— START Supplied records —

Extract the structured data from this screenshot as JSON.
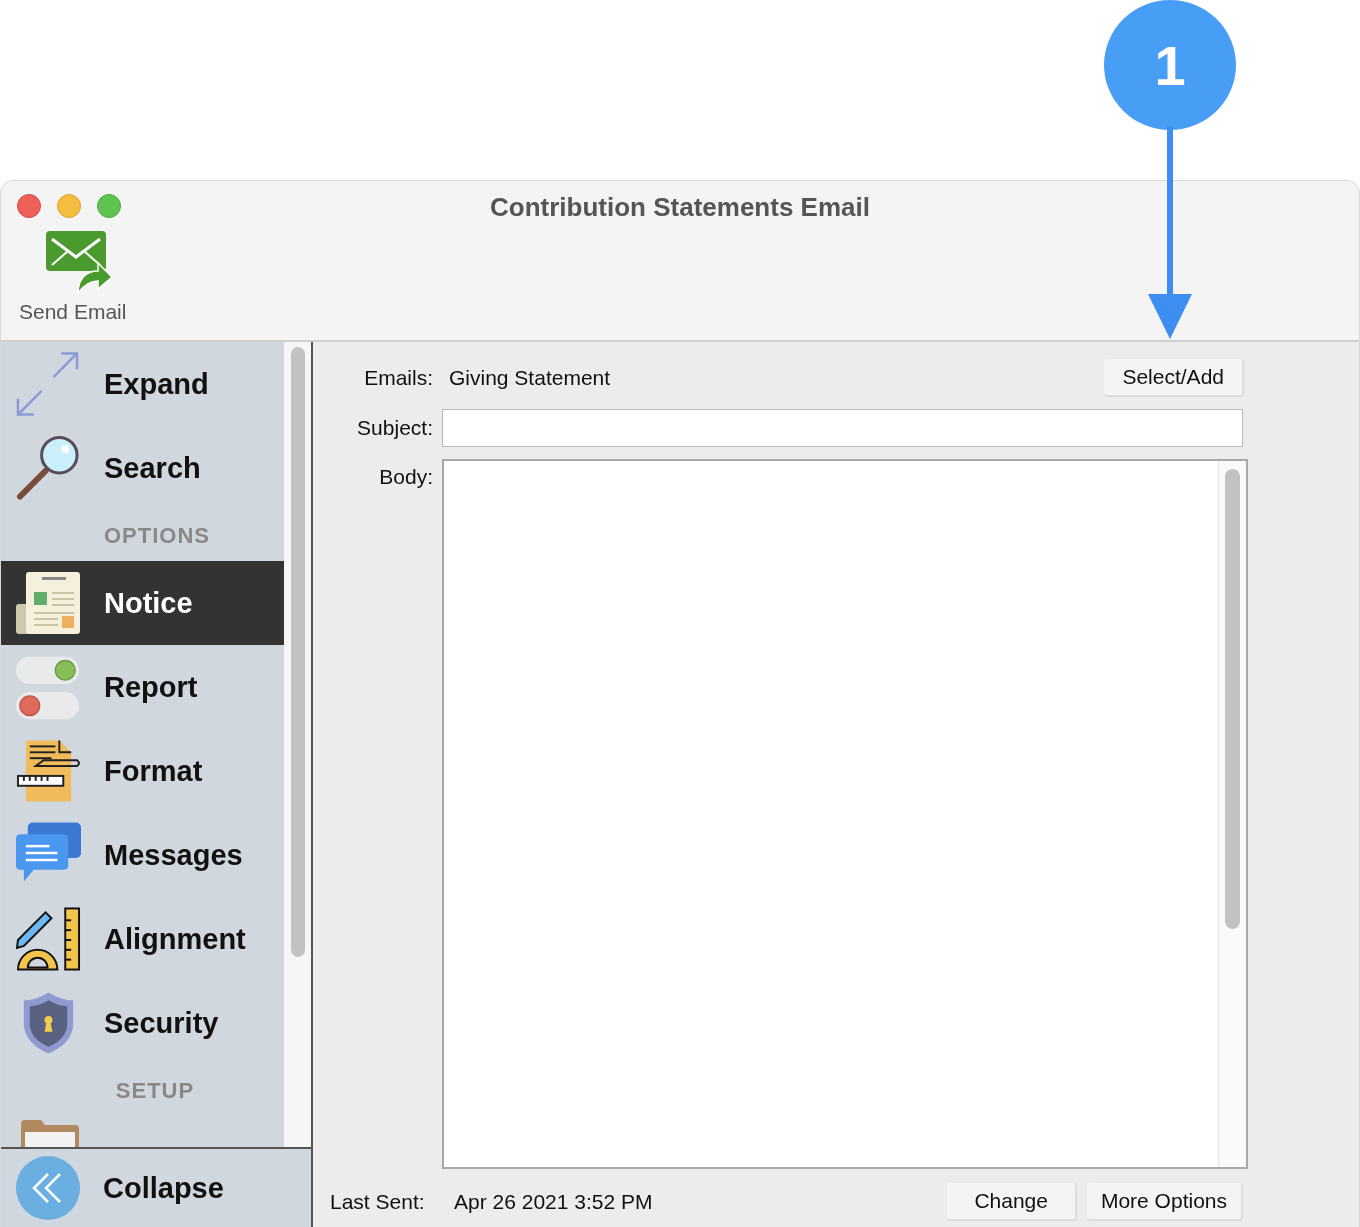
{
  "callout": {
    "number": "1"
  },
  "window": {
    "title": "Contribution Statements Email"
  },
  "toolbar": [
    {
      "label": "Send Email"
    }
  ],
  "sidebar": {
    "items": [
      {
        "kind": "item",
        "label": "Expand",
        "selected": false
      },
      {
        "kind": "item",
        "label": "Search",
        "selected": false
      },
      {
        "kind": "header",
        "label": "OPTIONS"
      },
      {
        "kind": "item",
        "label": "Notice",
        "selected": true
      },
      {
        "kind": "item",
        "label": "Report",
        "selected": false
      },
      {
        "kind": "item",
        "label": "Format",
        "selected": false
      },
      {
        "kind": "item",
        "label": "Messages",
        "selected": false
      },
      {
        "kind": "item",
        "label": "Alignment",
        "selected": false
      },
      {
        "kind": "item",
        "label": "Security",
        "selected": false
      },
      {
        "kind": "header",
        "label": "SETUP"
      }
    ],
    "collapse": {
      "label": "Collapse"
    }
  },
  "form": {
    "emails": {
      "label": "Emails:",
      "value": "Giving Statement",
      "button": "Select/Add"
    },
    "subject": {
      "label": "Subject:"
    },
    "body": {
      "label": "Body:"
    },
    "last_sent": {
      "label": "Last Sent:",
      "value": "Apr 26 2021 3:52 PM"
    },
    "buttons": [
      "Change",
      "More Options"
    ]
  }
}
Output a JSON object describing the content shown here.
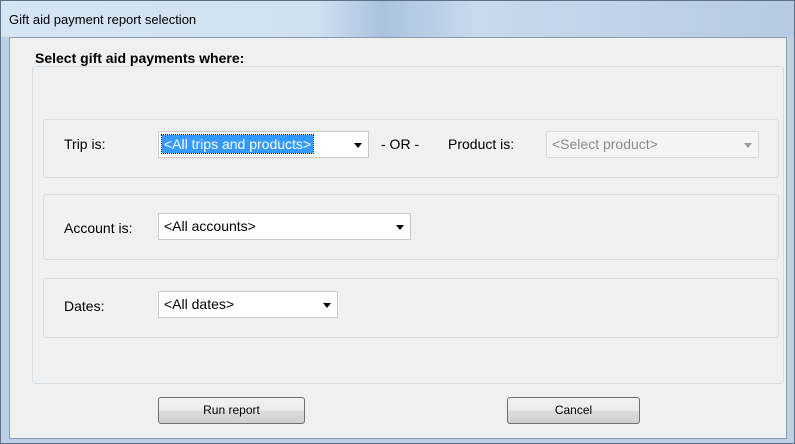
{
  "window": {
    "title": "Gift aid payment report selection"
  },
  "form": {
    "heading": "Select gift aid payments where:",
    "trip": {
      "label": "Trip is:",
      "value": "<All trips and products>"
    },
    "or_separator": "- OR -",
    "product": {
      "label": "Product is:",
      "value": "<Select product>"
    },
    "account": {
      "label": "Account is:",
      "value": "<All accounts>"
    },
    "dates": {
      "label": "Dates:",
      "value": "<All dates>"
    }
  },
  "buttons": {
    "run_report": "Run report",
    "cancel": "Cancel"
  }
}
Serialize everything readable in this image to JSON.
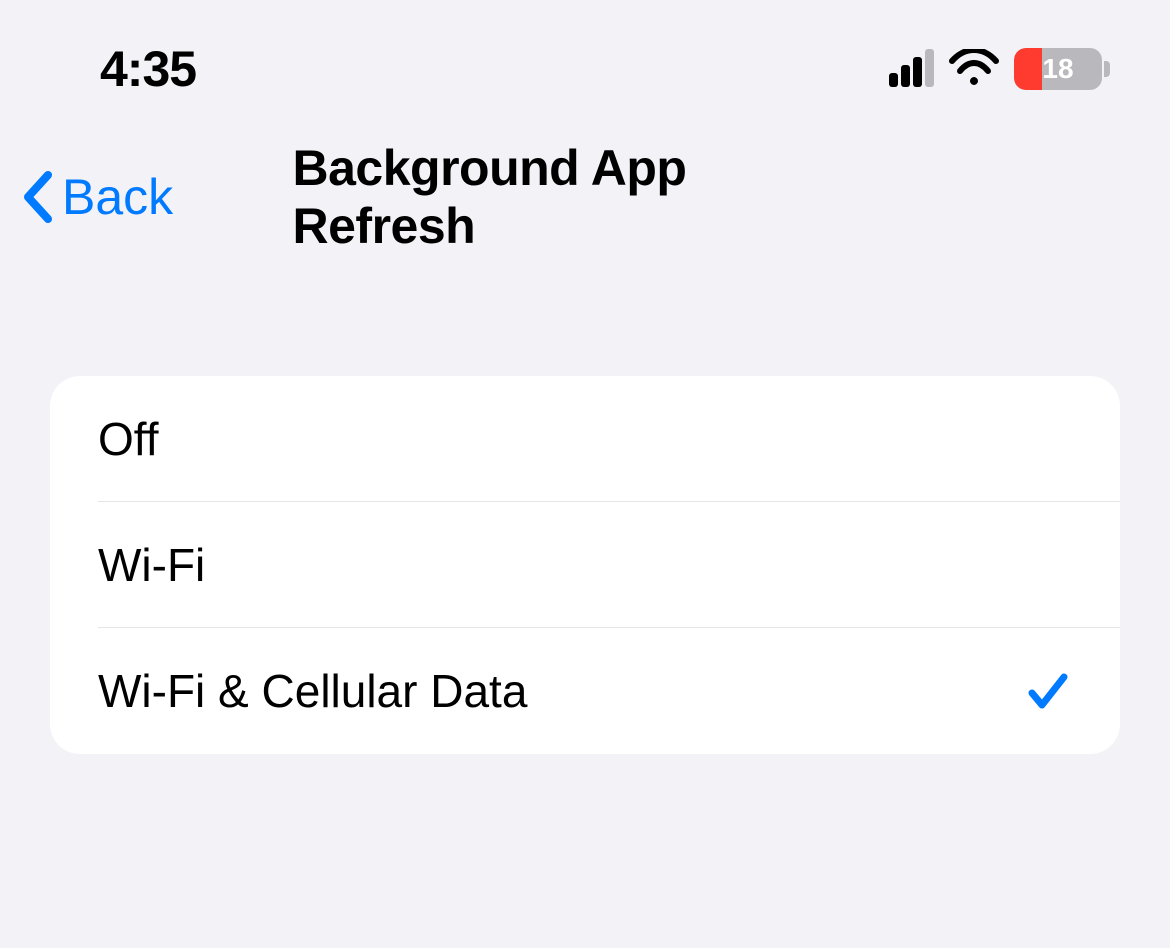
{
  "status_bar": {
    "time": "4:35",
    "battery_level": "18"
  },
  "nav": {
    "back_label": "Back",
    "title": "Background App Refresh"
  },
  "options": {
    "items": [
      {
        "label": "Off",
        "selected": false
      },
      {
        "label": "Wi-Fi",
        "selected": false
      },
      {
        "label": "Wi-Fi & Cellular Data",
        "selected": true
      }
    ]
  }
}
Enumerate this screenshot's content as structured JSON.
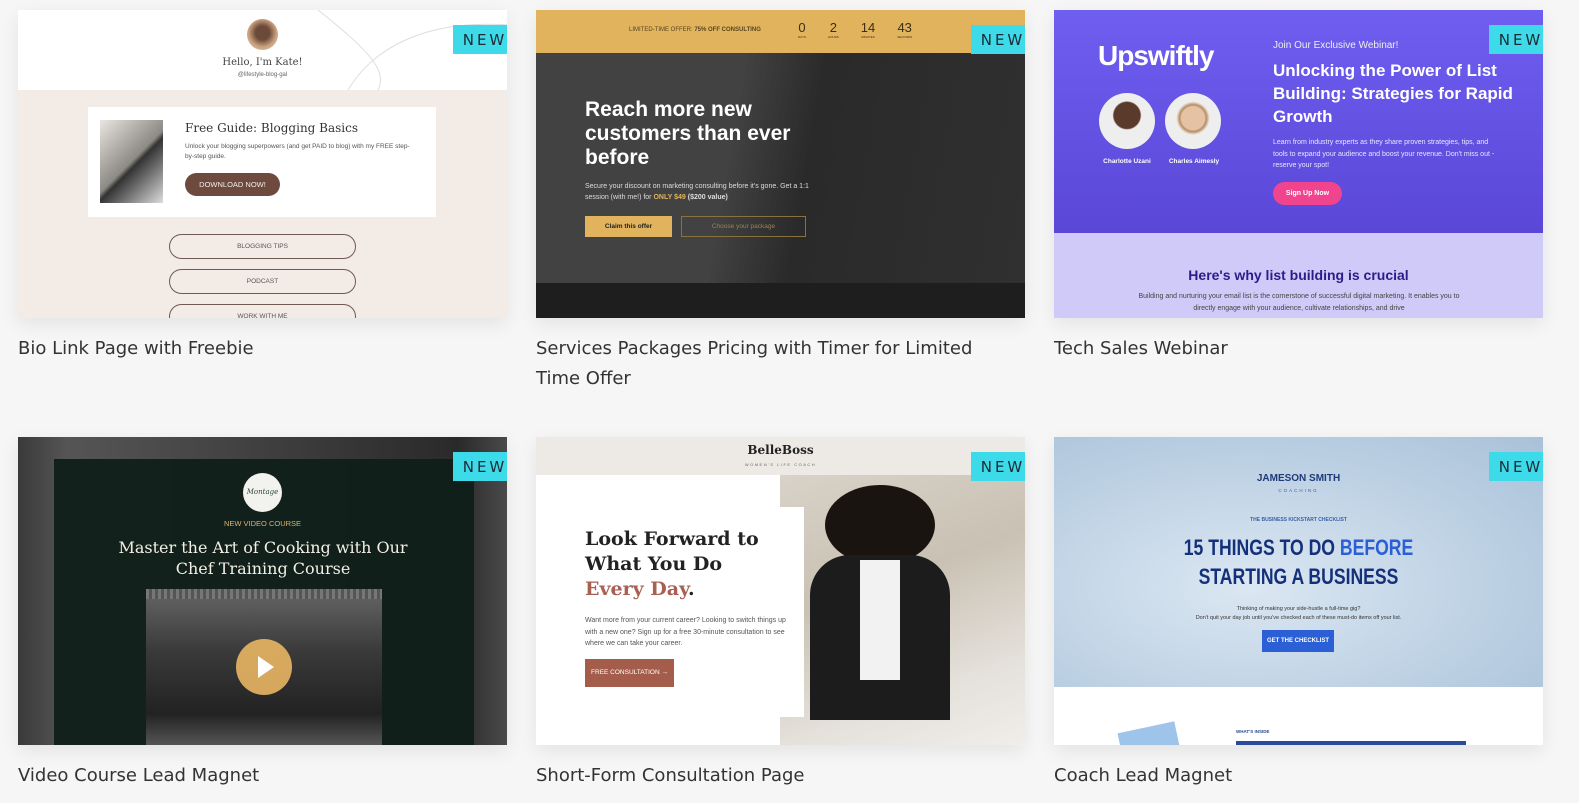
{
  "badge": "NEW",
  "cards": [
    {
      "title": "Bio Link Page with Freebie",
      "preview": {
        "greeting": "Hello, I'm Kate!",
        "handle": "@lifestyle-blog-gal",
        "guide_title": "Free Guide: Blogging Basics",
        "guide_text": "Unlock your blogging superpowers (and get PAID to blog) with my FREE step-by-step guide.",
        "download": "DOWNLOAD NOW!",
        "links": [
          "BLOGGING TIPS",
          "PODCAST",
          "WORK WITH ME"
        ]
      }
    },
    {
      "title": "Services Packages Pricing with Timer for Limited Time Offer",
      "preview": {
        "offer_prefix": "LIMITED-TIME OFFER:",
        "offer_bold": "75% OFF CONSULTING",
        "timer": [
          "0",
          "2",
          "14",
          "43"
        ],
        "timer_units": [
          "DAYS",
          "HOURS",
          "MINUTES",
          "SECONDS"
        ],
        "headline": "Reach more new customers than ever before",
        "body": "Secure your discount on marketing consulting before it's gone. Get a 1:1 session (with me!) for",
        "price": "ONLY $49",
        "value": "($200 value)",
        "claim": "Claim this offer",
        "choose": "Choose your package"
      }
    },
    {
      "title": "Tech Sales Webinar",
      "preview": {
        "logo": "Upswiftly",
        "speakers": [
          "Charlotte Uzani",
          "Charles Aimesly"
        ],
        "kicker": "Join Our Exclusive Webinar!",
        "headline": "Unlocking the Power of List Building: Strategies for Rapid Growth",
        "body": "Learn from industry experts as they share proven strategies, tips, and tools to expand your audience and boost your revenue. Don't miss out - reserve your spot!",
        "cta": "Sign Up Now",
        "section_title": "Here's why list building is crucial",
        "section_body": "Building and nurturing your email list is the cornerstone of successful digital marketing. It enables you to directly engage with your audience, cultivate relationships, and drive"
      }
    },
    {
      "title": "Video Course Lead Magnet",
      "preview": {
        "logo": "Montage",
        "kicker": "NEW VIDEO COURSE",
        "headline": "Master the Art of Cooking with Our Chef Training Course"
      }
    },
    {
      "title": "Short-Form Consultation Page",
      "preview": {
        "brand": "BelleBoss",
        "tagline": "WOMEN'S LIFE COACH",
        "headline1": "Look Forward to What You Do",
        "headline2": "Every Day",
        "period": ".",
        "body": "Want more from your current career? Looking to switch things up with a new one? Sign up for a free 30-minute consultation to see where we can take your career.",
        "cta": "FREE CONSULTATION →"
      }
    },
    {
      "title": "Coach Lead Magnet",
      "preview": {
        "brand": "JAMESON SMITH",
        "brand_sub": "COACHING",
        "kicker": "THE BUSINESS KICKSTART CHECKLIST",
        "headline1": "15 THINGS TO DO",
        "headline_accent": "BEFORE",
        "headline2": "STARTING A BUSINESS",
        "body1": "Thinking of making your side-hustle a full-time gig?",
        "body2": "Don't quit your day job until you've checked each of these must-do items off your list.",
        "cta": "GET THE CHECKLIST",
        "inside": "WHAT'S INSIDE"
      }
    }
  ]
}
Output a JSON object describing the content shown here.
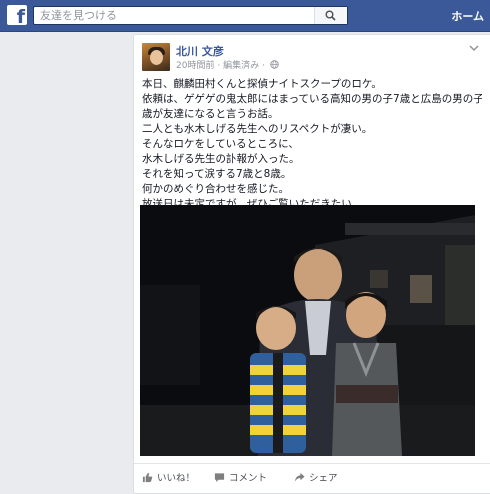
{
  "topbar": {
    "logo_letter": "f",
    "search_placeholder": "友達を見つける",
    "home_label": "ホーム"
  },
  "post": {
    "author": "北川 文彦",
    "time": "20時間前",
    "separator": "·",
    "edited": "編集済み",
    "privacy_icon": "globe-icon",
    "lines": [
      "本日、麒麟田村くんと探偵ナイトスクープのロケ。",
      "依頼は、ゲゲゲの鬼太郎にはまっている高知の男の子7歳と広島の男の子8",
      "歳が友達になると言うお話。",
      "二人とも水木しげる先生へのリスペクトが凄い。",
      "そんなロケをしているところに、",
      "水木しげる先生の訃報が入った。",
      "それを知って涙する7歳と8歳。",
      "何かのめぐり合わせを感じた。",
      "放送日は未定ですが、ぜひご覧いただきたい。"
    ]
  },
  "actions": {
    "like": "いいね！",
    "comment": "コメント",
    "share": "シェア"
  },
  "colors": {
    "brand": "#3b5998",
    "link": "#3b5998",
    "meta": "#90949c"
  }
}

— END Supplied records —

» **What you need to do**:
What you return should match the records above word for word, minus the pictures.

» **The output**:
Extract the structured data from this screenshot as JSON.
{
  "callout": {
    "number": "1"
  },
  "window": {
    "title": "Contribution Statements Email"
  },
  "toolbar": [
    {
      "label": "Send Email"
    }
  ],
  "sidebar": {
    "items": [
      {
        "kind": "item",
        "label": "Expand",
        "selected": false
      },
      {
        "kind": "item",
        "label": "Search",
        "selected": false
      },
      {
        "kind": "header",
        "label": "OPTIONS"
      },
      {
        "kind": "item",
        "label": "Notice",
        "selected": true
      },
      {
        "kind": "item",
        "label": "Report",
        "selected": false
      },
      {
        "kind": "item",
        "label": "Format",
        "selected": false
      },
      {
        "kind": "item",
        "label": "Messages",
        "selected": false
      },
      {
        "kind": "item",
        "label": "Alignment",
        "selected": false
      },
      {
        "kind": "item",
        "label": "Security",
        "selected": false
      },
      {
        "kind": "header",
        "label": "SETUP"
      }
    ],
    "collapse": {
      "label": "Collapse"
    }
  },
  "form": {
    "emails": {
      "label": "Emails:",
      "value": "Giving Statement",
      "button": "Select/Add"
    },
    "subject": {
      "label": "Subject:"
    },
    "body": {
      "label": "Body:"
    },
    "last_sent": {
      "label": "Last Sent:",
      "value": "Apr 26 2021 3:52 PM"
    },
    "buttons": [
      "Change",
      "More Options"
    ]
  }
}
Output a JSON object describing the content shown here.
{
  "window": {
    "title": "Gift aid payment report selection"
  },
  "form": {
    "heading": "Select gift aid payments where:",
    "trip": {
      "label": "Trip is:",
      "value": "<All trips and products>"
    },
    "or_separator": "- OR -",
    "product": {
      "label": "Product is:",
      "value": "<Select product>"
    },
    "account": {
      "label": "Account is:",
      "value": "<All accounts>"
    },
    "dates": {
      "label": "Dates:",
      "value": "<All dates>"
    }
  },
  "buttons": {
    "run_report": "Run report",
    "cancel": "Cancel"
  }
}
Serialize everything readable in this image to JSON.
{
  "status_bar": {
    "time": "4:35",
    "battery_level": "18"
  },
  "nav": {
    "back_label": "Back",
    "title": "Background App Refresh"
  },
  "options": {
    "items": [
      {
        "label": "Off",
        "selected": false
      },
      {
        "label": "Wi-Fi",
        "selected": false
      },
      {
        "label": "Wi-Fi & Cellular Data",
        "selected": true
      }
    ]
  }
}
Enumerate this screenshot's content as structured JSON.
{
  "badge": "NEW",
  "cards": [
    {
      "title": "Bio Link Page with Freebie",
      "preview": {
        "greeting": "Hello, I'm Kate!",
        "handle": "@lifestyle-blog-gal",
        "guide_title": "Free Guide: Blogging Basics",
        "guide_text": "Unlock your blogging superpowers (and get PAID to blog) with my FREE step-by-step guide.",
        "download": "DOWNLOAD NOW!",
        "links": [
          "BLOGGING TIPS",
          "PODCAST",
          "WORK WITH ME"
        ]
      }
    },
    {
      "title": "Services Packages Pricing with Timer for Limited Time Offer",
      "preview": {
        "offer_prefix": "LIMITED-TIME OFFER:",
        "offer_bold": "75% OFF CONSULTING",
        "timer": [
          "0",
          "2",
          "14",
          "43"
        ],
        "timer_units": [
          "DAYS",
          "HOURS",
          "MINUTES",
          "SECONDS"
        ],
        "headline": "Reach more new customers than ever before",
        "body": "Secure your discount on marketing consulting before it's gone. Get a 1:1 session (with me!) for",
        "price": "ONLY $49",
        "value": "($200 value)",
        "claim": "Claim this offer",
        "choose": "Choose your package"
      }
    },
    {
      "title": "Tech Sales Webinar",
      "preview": {
        "logo": "Upswiftly",
        "speakers": [
          "Charlotte Uzani",
          "Charles Aimesly"
        ],
        "kicker": "Join Our Exclusive Webinar!",
        "headline": "Unlocking the Power of List Building: Strategies for Rapid Growth",
        "body": "Learn from industry experts as they share proven strategies, tips, and tools to expand your audience and boost your revenue. Don't miss out - reserve your spot!",
        "cta": "Sign Up Now",
        "section_title": "Here's why list building is crucial",
        "section_body": "Building and nurturing your email list is the cornerstone of successful digital marketing. It enables you to directly engage with your audience, cultivate relationships, and drive"
      }
    },
    {
      "title": "Video Course Lead Magnet",
      "preview": {
        "logo": "Montage",
        "kicker": "NEW VIDEO COURSE",
        "headline": "Master the Art of Cooking with Our Chef Training Course"
      }
    },
    {
      "title": "Short-Form Consultation Page",
      "preview": {
        "brand": "BelleBoss",
        "tagline": "WOMEN'S LIFE COACH",
        "headline1": "Look Forward to What You Do",
        "headline2": "Every Day",
        "period": ".",
        "body": "Want more from your current career? Looking to switch things up with a new one? Sign up for a free 30-minute consultation to see where we can take your career.",
        "cta": "FREE CONSULTATION →"
      }
    },
    {
      "title": "Coach Lead Magnet",
      "preview": {
        "brand": "JAMESON SMITH",
        "brand_sub": "COACHING",
        "kicker": "THE BUSINESS KICKSTART CHECKLIST",
        "headline1": "15 THINGS TO DO",
        "headline_accent": "BEFORE",
        "headline2": "STARTING A BUSINESS",
        "body1": "Thinking of making your side-hustle a full-time gig?",
        "body2": "Don't quit your day job until you've checked each of these must-do items off your list.",
        "cta": "GET THE CHECKLIST",
        "inside": "WHAT'S INSIDE"
      }
    }
  ]
}
Output a JSON object describing the content shown here.
{
  "topbar": {
    "logo_letter": "f",
    "search_placeholder": "友達を見つける",
    "home_label": "ホーム"
  },
  "post": {
    "author": "北川 文彦",
    "time": "20時間前",
    "separator": "·",
    "edited": "編集済み",
    "privacy_icon": "globe-icon",
    "lines": [
      "本日、麒麟田村くんと探偵ナイトスクープのロケ。",
      "依頼は、ゲゲゲの鬼太郎にはまっている高知の男の子7歳と広島の男の子8",
      "歳が友達になると言うお話。",
      "二人とも水木しげる先生へのリスペクトが凄い。",
      "そんなロケをしているところに、",
      "水木しげる先生の訃報が入った。",
      "それを知って涙する7歳と8歳。",
      "何かのめぐり合わせを感じた。",
      "放送日は未定ですが、ぜひご覧いただきたい。"
    ]
  },
  "actions": {
    "like": "いいね！",
    "comment": "コメント",
    "share": "シェア"
  },
  "colors": {
    "brand": "#3b5998",
    "link": "#3b5998",
    "meta": "#90949c"
  }
}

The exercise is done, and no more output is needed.